## REQUIREMENTS
Reproduce all of the material word for word.

Entries taken from a collection
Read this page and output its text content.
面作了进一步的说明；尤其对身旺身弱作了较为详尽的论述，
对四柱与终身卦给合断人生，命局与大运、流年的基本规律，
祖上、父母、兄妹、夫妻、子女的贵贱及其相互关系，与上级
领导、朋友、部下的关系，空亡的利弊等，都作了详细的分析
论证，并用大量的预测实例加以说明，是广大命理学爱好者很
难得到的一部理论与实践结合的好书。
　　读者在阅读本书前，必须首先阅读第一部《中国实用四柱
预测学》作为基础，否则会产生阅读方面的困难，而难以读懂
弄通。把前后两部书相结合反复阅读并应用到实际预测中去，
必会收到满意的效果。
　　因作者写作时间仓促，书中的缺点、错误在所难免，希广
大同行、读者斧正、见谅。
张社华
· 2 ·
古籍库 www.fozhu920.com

## SOLVED EXERCISE
Read this page and output its text content.
面作了进一步的说明；尤其对身旺身弱作了较为详尽的论述，
对四柱与终身卦给合断人生，命局与大运、流年的基本规律，
祖上、父母、兄妹、夫妻、子女的贵贱及其相互关系，与上级
领导、朋友、部下的关系，空亡的利弊等，都作了详细的分析
论证，并用大量的预测实例加以说明，是广大命理学爱好者很
难得到的一部理论与实践结合的好书。
　　读者在阅读本书前，必须首先阅读第一部《中国实用四柱
预测学》作为基础，否则会产生阅读方面的困难，而难以读懂
弄通。把前后两部书相结合反复阅读并应用到实际预测中去，
必会收到满意的效果。
　　因作者写作时间仓促，书中的缺点、错误在所难免，希广
大同行、读者斧正、见谅。
张社华
· 2 ·
古籍库 www.fozhu920.com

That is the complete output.